> **DO THIS**: Please give the entries again in full and exactly, without any picture.

::::

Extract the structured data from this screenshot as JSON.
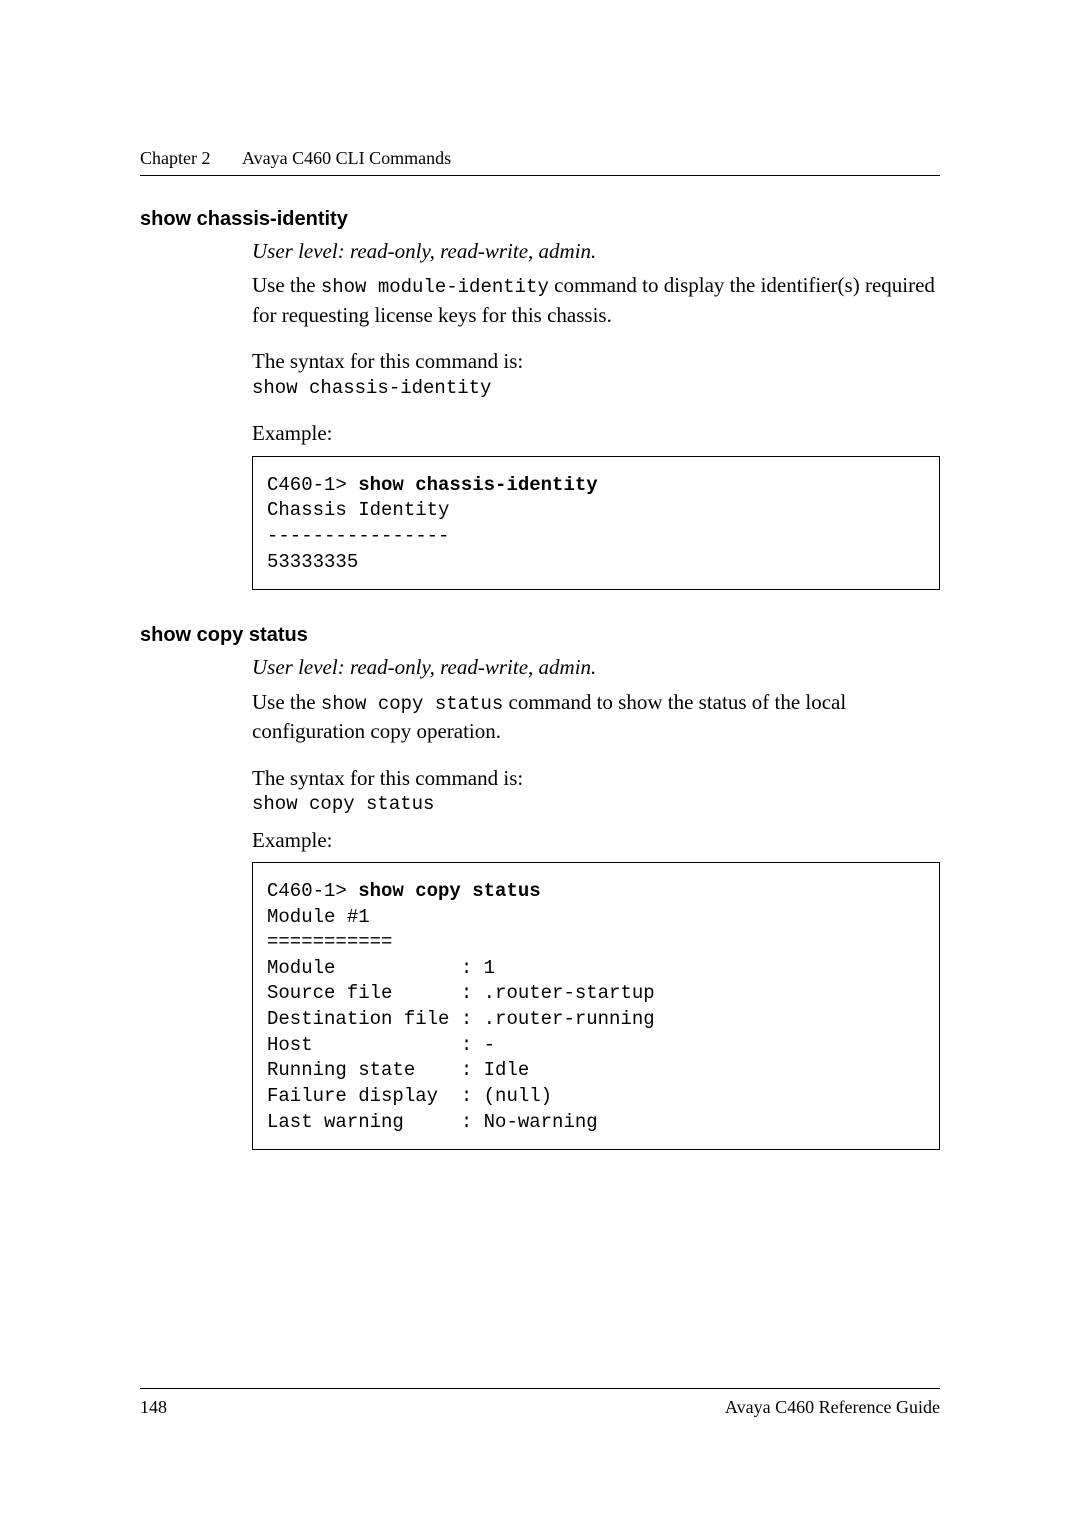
{
  "header": {
    "chapter": "Chapter 2",
    "title": "Avaya C460 CLI Commands"
  },
  "sections": [
    {
      "title": "show chassis-identity",
      "userlevel": "User level: read-only, read-write, admin.",
      "desc_pre": "Use the ",
      "desc_code": "show module-identity",
      "desc_post": " command to display the identifier(s) required for requesting license keys for this chassis.",
      "syntax_label": "The syntax for this command is:",
      "syntax_cmd": "show chassis-identity",
      "example_label": "Example:",
      "code_prompt": "C460-1> ",
      "code_cmd": "show chassis-identity",
      "code_body": "Chassis Identity\n----------------\n53333335"
    },
    {
      "title": "show copy status",
      "userlevel": "User level: read-only, read-write, admin.",
      "desc_pre": "Use the ",
      "desc_code": "show copy status",
      "desc_post": " command to show the status of the local configuration copy operation.",
      "syntax_label": "The syntax for this command is:",
      "syntax_cmd": "show copy status",
      "example_label": "Example:",
      "code_prompt": "C460-1> ",
      "code_cmd": "show copy status",
      "code_body": "Module #1\n===========\nModule           : 1\nSource file      : .router-startup\nDestination file : .router-running\nHost             : -\nRunning state    : Idle\nFailure display  : (null)\nLast warning     : No-warning"
    }
  ],
  "footer": {
    "page": "148",
    "book": "Avaya C460 Reference Guide"
  }
}
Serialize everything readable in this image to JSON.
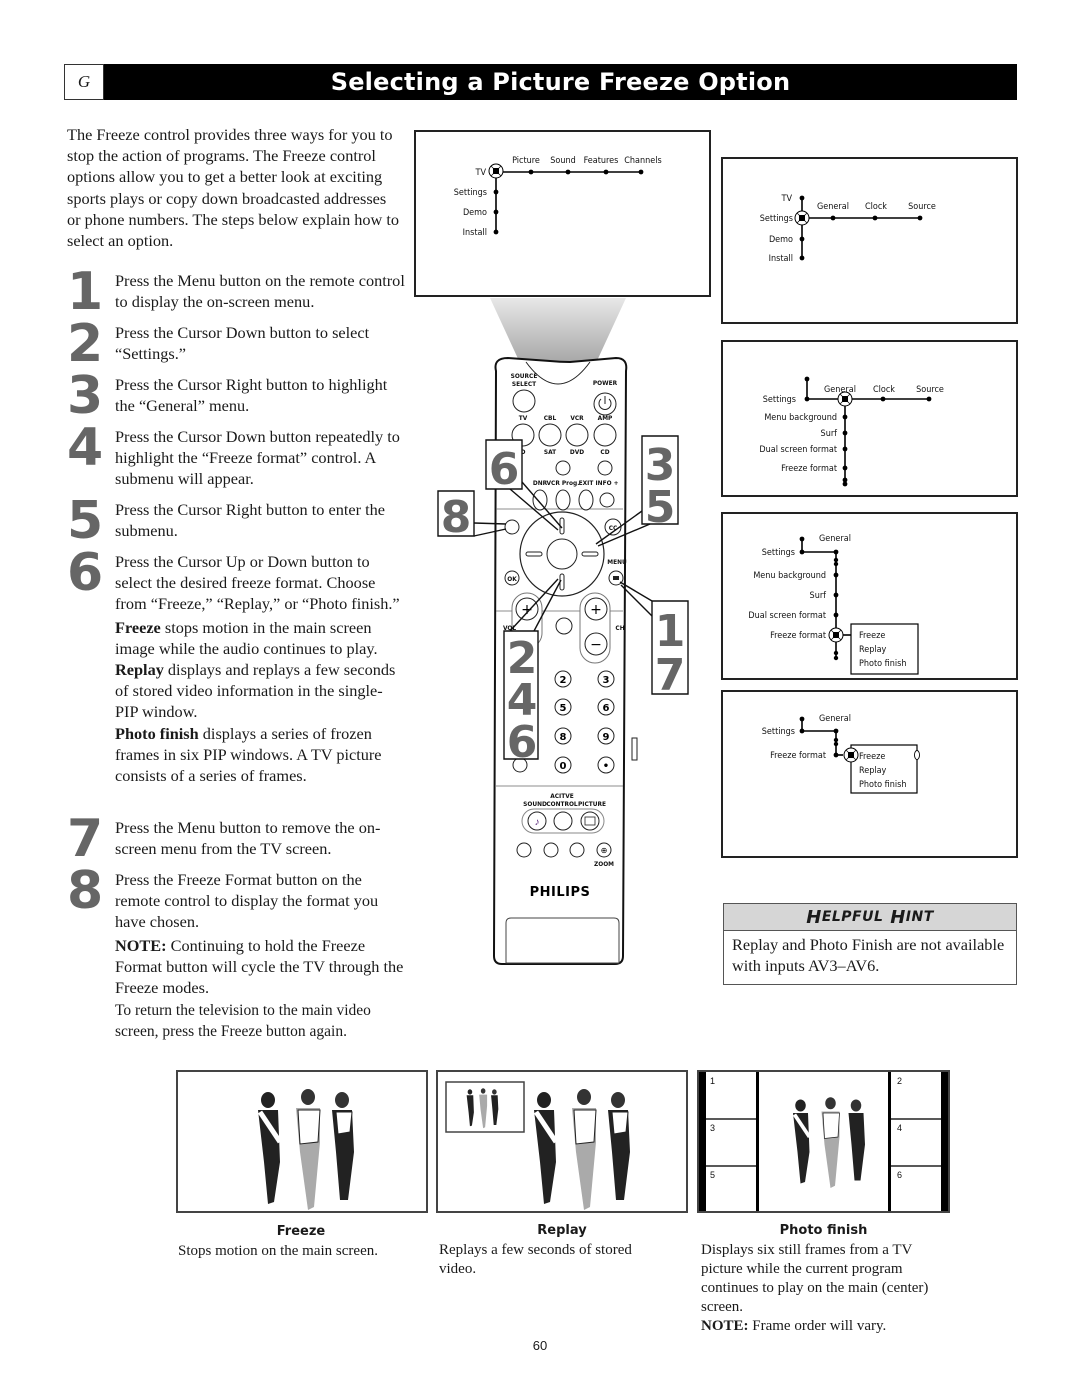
{
  "header": {
    "section_letter": "G",
    "title": "Selecting a Picture Freeze Option"
  },
  "intro": "The Freeze control provides three ways for you to stop the action of programs. The Freeze control options allow you to get a better look at exciting sports plays or copy down broadcasted addresses or phone numbers. The steps below explain how to select an option.",
  "steps": [
    {
      "number": "1",
      "text": "Press the Menu button on the remote control to display the on-screen menu."
    },
    {
      "number": "2",
      "text": "Press the Cursor Down button to select “Settings.”"
    },
    {
      "number": "3",
      "text": "Press the Cursor Right button to highlight the “General” menu."
    },
    {
      "number": "4",
      "text": "Press the Cursor Down button repeatedly to highlight the “Freeze format” control. A submenu will appear."
    },
    {
      "number": "5",
      "text": "Press the Cursor Right button to enter the submenu."
    },
    {
      "number": "6",
      "text": "Press the Cursor Up or Down button to select the desired freeze format. Choose from “Freeze,” “Replay,” or “Photo finish.”",
      "details": [
        {
          "term": "Freeze",
          "desc": " stops motion in the main screen image while the audio continues to play."
        },
        {
          "term": "Replay",
          "desc": " displays and replays a few seconds of stored video information in the single-PIP window."
        },
        {
          "term": "Photo finish",
          "desc": " displays a series of frozen frames in six PIP windows. A TV picture consists of a series of frames."
        }
      ]
    },
    {
      "number": "7",
      "text": "Press the Menu button to remove the on-screen menu from the TV screen."
    },
    {
      "number": "8",
      "text": "Press the Freeze Format button on the remote control to display the format you have chosen.",
      "note_label": "NOTE:",
      "note": " Continuing to hold the Freeze Format button will cycle the TV through the Freeze modes.",
      "extra": "To return the television to the main video screen, press the Freeze button again."
    }
  ],
  "menu_screens": {
    "screen1": {
      "root": "TV",
      "top_items": [
        "Picture",
        "Sound",
        "Features",
        "Channels"
      ],
      "side_items": [
        "Settings",
        "Demo",
        "Install"
      ]
    },
    "screen2": {
      "root": "TV",
      "selected": "Settings",
      "top_items": [
        "General",
        "Clock",
        "Source"
      ],
      "side_items": [
        "Demo",
        "Install"
      ]
    },
    "screen3": {
      "parent": "Settings",
      "selected": "General",
      "top_items": [
        "Clock",
        "Source"
      ],
      "side_items": [
        "Menu background",
        "Surf",
        "Dual screen format",
        "Freeze format"
      ]
    },
    "screen4": {
      "parent": "Settings",
      "top": "General",
      "side_items": [
        "Menu background",
        "Surf",
        "Dual screen format"
      ],
      "selected": "Freeze format",
      "submenu": [
        "Freeze",
        "Replay",
        "Photo finish"
      ]
    },
    "screen5": {
      "parent": "Settings",
      "top": "General",
      "item": "Freeze format",
      "submenu": [
        "Freeze",
        "Replay",
        "Photo finish"
      ]
    }
  },
  "remote": {
    "brand": "PHILIPS",
    "labels": {
      "source_select_1": "SOURCE",
      "source_select_2": "SELECT",
      "power": "POWER",
      "tv": "TV",
      "cbl": "CBL",
      "vcr": "VCR",
      "amp": "AMP",
      "d": "D",
      "sat": "SAT",
      "dvd": "DVD",
      "cd": "CD",
      "dnr": "DNR",
      "vcr_prog": "VCR Prog.",
      "exit": "EXIT",
      "info": "INFO +",
      "cc": "CC",
      "ok": "OK",
      "menu": "MENU",
      "vol": "VOL",
      "ch": "CH",
      "plus": "+",
      "minus": "−",
      "active_1": "ACITVE",
      "active_2": "CONTROL",
      "sound": "SOUND",
      "picture": "PICTURE",
      "zoom": "ZOOM",
      "digits": [
        "2",
        "3",
        "5",
        "6",
        "8",
        "9",
        "0",
        "•"
      ]
    },
    "callouts": {
      "left_top": "6",
      "left_mid": "8",
      "right_top": [
        "3",
        "5"
      ],
      "right_bottom": [
        "1",
        "7"
      ],
      "left_bottom": [
        "2",
        "4",
        "6"
      ]
    }
  },
  "hint": {
    "title_first": "H",
    "title_first_rest": "ELPFUL ",
    "title_second": "H",
    "title_second_rest": "INT",
    "text": "Replay and Photo Finish are not available with inputs AV3–AV6."
  },
  "examples": [
    {
      "title": "Freeze",
      "desc": "Stops motion on the main screen."
    },
    {
      "title": "Replay",
      "desc": "Replays a few seconds of stored video."
    },
    {
      "title": "Photo finish",
      "desc": "Displays six still frames from a TV picture while the current program continues to play on the main (center) screen.",
      "note_label": "NOTE:",
      "note": " Frame order will vary.",
      "frame_numbers": [
        "1",
        "2",
        "3",
        "4",
        "5",
        "6"
      ]
    }
  ],
  "page_number": "60"
}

::::

> **COMPLETE ANSWER**:
Extract the structured data from this screenshot as JSON.
{
  "header": {
    "chapter": "Chapter 2",
    "title": "Avaya C460 CLI Commands"
  },
  "sections": [
    {
      "title": "show chassis-identity",
      "userlevel": "User level: read-only, read-write, admin.",
      "desc_pre": "Use the ",
      "desc_code": "show module-identity",
      "desc_post": " command to display the identifier(s) required for requesting license keys for this chassis.",
      "syntax_label": "The syntax for this command is:",
      "syntax_cmd": "show chassis-identity",
      "example_label": "Example:",
      "code_prompt": "C460-1> ",
      "code_cmd": "show chassis-identity",
      "code_body": "Chassis Identity\n----------------\n53333335"
    },
    {
      "title": "show copy status",
      "userlevel": "User level: read-only, read-write, admin.",
      "desc_pre": "Use the ",
      "desc_code": "show copy status",
      "desc_post": " command to show the status of the local configuration copy operation.",
      "syntax_label": "The syntax for this command is:",
      "syntax_cmd": "show copy status",
      "example_label": "Example:",
      "code_prompt": "C460-1> ",
      "code_cmd": "show copy status",
      "code_body": "Module #1\n===========\nModule           : 1\nSource file      : .router-startup\nDestination file : .router-running\nHost             : -\nRunning state    : Idle\nFailure display  : (null)\nLast warning     : No-warning"
    }
  ],
  "footer": {
    "page": "148",
    "book": "Avaya C460 Reference Guide"
  }
}
Serialize everything readable in this image to JSON.
{
  "header": {
    "section_letter": "G",
    "title": "Selecting a Picture Freeze Option"
  },
  "intro": "The Freeze control provides three ways for you to stop the action of programs. The Freeze control options allow you to get a better look at exciting sports plays or copy down broadcasted addresses or phone numbers. The steps below explain how to select an option.",
  "steps": [
    {
      "number": "1",
      "text": "Press the Menu button on the remote control to display the on-screen menu."
    },
    {
      "number": "2",
      "text": "Press the Cursor Down button to select “Settings.”"
    },
    {
      "number": "3",
      "text": "Press the Cursor Right button to highlight the “General” menu."
    },
    {
      "number": "4",
      "text": "Press the Cursor Down button repeatedly to highlight the “Freeze format” control. A submenu will appear."
    },
    {
      "number": "5",
      "text": "Press the Cursor Right button to enter the submenu."
    },
    {
      "number": "6",
      "text": "Press the Cursor Up or Down button to select the desired freeze format. Choose from “Freeze,” “Replay,” or “Photo finish.”",
      "details": [
        {
          "term": "Freeze",
          "desc": " stops motion in the main screen image while the audio continues to play."
        },
        {
          "term": "Replay",
          "desc": " displays and replays a few seconds of stored video information in the single-PIP window."
        },
        {
          "term": "Photo finish",
          "desc": " displays a series of frozen frames in six PIP windows. A TV picture consists of a series of frames."
        }
      ]
    },
    {
      "number": "7",
      "text": "Press the Menu button to remove the on-screen menu from the TV screen."
    },
    {
      "number": "8",
      "text": "Press the Freeze Format button on the remote control to display the format you have chosen.",
      "note_label": "NOTE:",
      "note": " Continuing to hold the Freeze Format button will cycle the TV through the Freeze modes.",
      "extra": "To return the television to the main video screen, press the Freeze button again."
    }
  ],
  "menu_screens": {
    "screen1": {
      "root": "TV",
      "top_items": [
        "Picture",
        "Sound",
        "Features",
        "Channels"
      ],
      "side_items": [
        "Settings",
        "Demo",
        "Install"
      ]
    },
    "screen2": {
      "root": "TV",
      "selected": "Settings",
      "top_items": [
        "General",
        "Clock",
        "Source"
      ],
      "side_items": [
        "Demo",
        "Install"
      ]
    },
    "screen3": {
      "parent": "Settings",
      "selected": "General",
      "top_items": [
        "Clock",
        "Source"
      ],
      "side_items": [
        "Menu background",
        "Surf",
        "Dual screen format",
        "Freeze format"
      ]
    },
    "screen4": {
      "parent": "Settings",
      "top": "General",
      "side_items": [
        "Menu background",
        "Surf",
        "Dual screen format"
      ],
      "selected": "Freeze format",
      "submenu": [
        "Freeze",
        "Replay",
        "Photo finish"
      ]
    },
    "screen5": {
      "parent": "Settings",
      "top": "General",
      "item": "Freeze format",
      "submenu": [
        "Freeze",
        "Replay",
        "Photo finish"
      ]
    }
  },
  "remote": {
    "brand": "PHILIPS",
    "labels": {
      "source_select_1": "SOURCE",
      "source_select_2": "SELECT",
      "power": "POWER",
      "tv": "TV",
      "cbl": "CBL",
      "vcr": "VCR",
      "amp": "AMP",
      "d": "D",
      "sat": "SAT",
      "dvd": "DVD",
      "cd": "CD",
      "dnr": "DNR",
      "vcr_prog": "VCR Prog.",
      "exit": "EXIT",
      "info": "INFO +",
      "cc": "CC",
      "ok": "OK",
      "menu": "MENU",
      "vol": "VOL",
      "ch": "CH",
      "plus": "+",
      "minus": "−",
      "active_1": "ACITVE",
      "active_2": "CONTROL",
      "sound": "SOUND",
      "picture": "PICTURE",
      "zoom": "ZOOM",
      "digits": [
        "2",
        "3",
        "5",
        "6",
        "8",
        "9",
        "0",
        "•"
      ]
    },
    "callouts": {
      "left_top": "6",
      "left_mid": "8",
      "right_top": [
        "3",
        "5"
      ],
      "right_bottom": [
        "1",
        "7"
      ],
      "left_bottom": [
        "2",
        "4",
        "6"
      ]
    }
  },
  "hint": {
    "title_first": "H",
    "title_first_rest": "ELPFUL ",
    "title_second": "H",
    "title_second_rest": "INT",
    "text": "Replay and Photo Finish are not available with inputs AV3–AV6."
  },
  "examples": [
    {
      "title": "Freeze",
      "desc": "Stops motion on the main screen."
    },
    {
      "title": "Replay",
      "desc": "Replays a few seconds of stored video."
    },
    {
      "title": "Photo finish",
      "desc": "Displays six still frames from a TV picture while the current program continues to play on the main (center) screen.",
      "note_label": "NOTE:",
      "note": " Frame order will vary.",
      "frame_numbers": [
        "1",
        "2",
        "3",
        "4",
        "5",
        "6"
      ]
    }
  ],
  "page_number": "60"
}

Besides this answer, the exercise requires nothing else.